What you will do: In the listing below, pick out lines with "noise".

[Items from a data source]

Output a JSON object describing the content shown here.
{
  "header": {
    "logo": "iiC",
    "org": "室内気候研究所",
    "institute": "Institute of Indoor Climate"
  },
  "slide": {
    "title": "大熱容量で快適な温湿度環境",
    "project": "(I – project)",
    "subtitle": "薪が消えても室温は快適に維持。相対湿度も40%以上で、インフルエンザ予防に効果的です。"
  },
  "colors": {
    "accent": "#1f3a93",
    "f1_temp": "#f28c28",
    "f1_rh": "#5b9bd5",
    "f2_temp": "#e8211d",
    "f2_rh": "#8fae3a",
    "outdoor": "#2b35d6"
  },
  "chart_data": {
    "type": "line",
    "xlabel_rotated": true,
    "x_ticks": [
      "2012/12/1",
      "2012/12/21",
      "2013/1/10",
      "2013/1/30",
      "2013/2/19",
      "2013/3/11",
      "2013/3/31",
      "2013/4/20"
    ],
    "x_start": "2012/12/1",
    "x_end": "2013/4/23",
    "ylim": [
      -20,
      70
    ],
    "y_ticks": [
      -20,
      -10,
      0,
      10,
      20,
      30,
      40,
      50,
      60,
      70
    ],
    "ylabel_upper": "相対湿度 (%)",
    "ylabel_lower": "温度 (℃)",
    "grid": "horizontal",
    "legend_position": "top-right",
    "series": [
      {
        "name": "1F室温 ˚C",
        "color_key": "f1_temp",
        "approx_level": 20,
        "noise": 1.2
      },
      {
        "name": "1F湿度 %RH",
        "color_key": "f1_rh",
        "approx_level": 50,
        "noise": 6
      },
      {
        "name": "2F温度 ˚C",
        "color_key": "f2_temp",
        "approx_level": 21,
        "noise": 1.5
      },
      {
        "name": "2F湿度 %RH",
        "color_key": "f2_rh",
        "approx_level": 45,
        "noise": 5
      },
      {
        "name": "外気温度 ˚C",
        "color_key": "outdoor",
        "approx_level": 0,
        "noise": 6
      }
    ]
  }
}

Complete output:
        "noise": 1.2
        "noise": 6
        "noise": 1.5
        "noise": 5
        "noise": 6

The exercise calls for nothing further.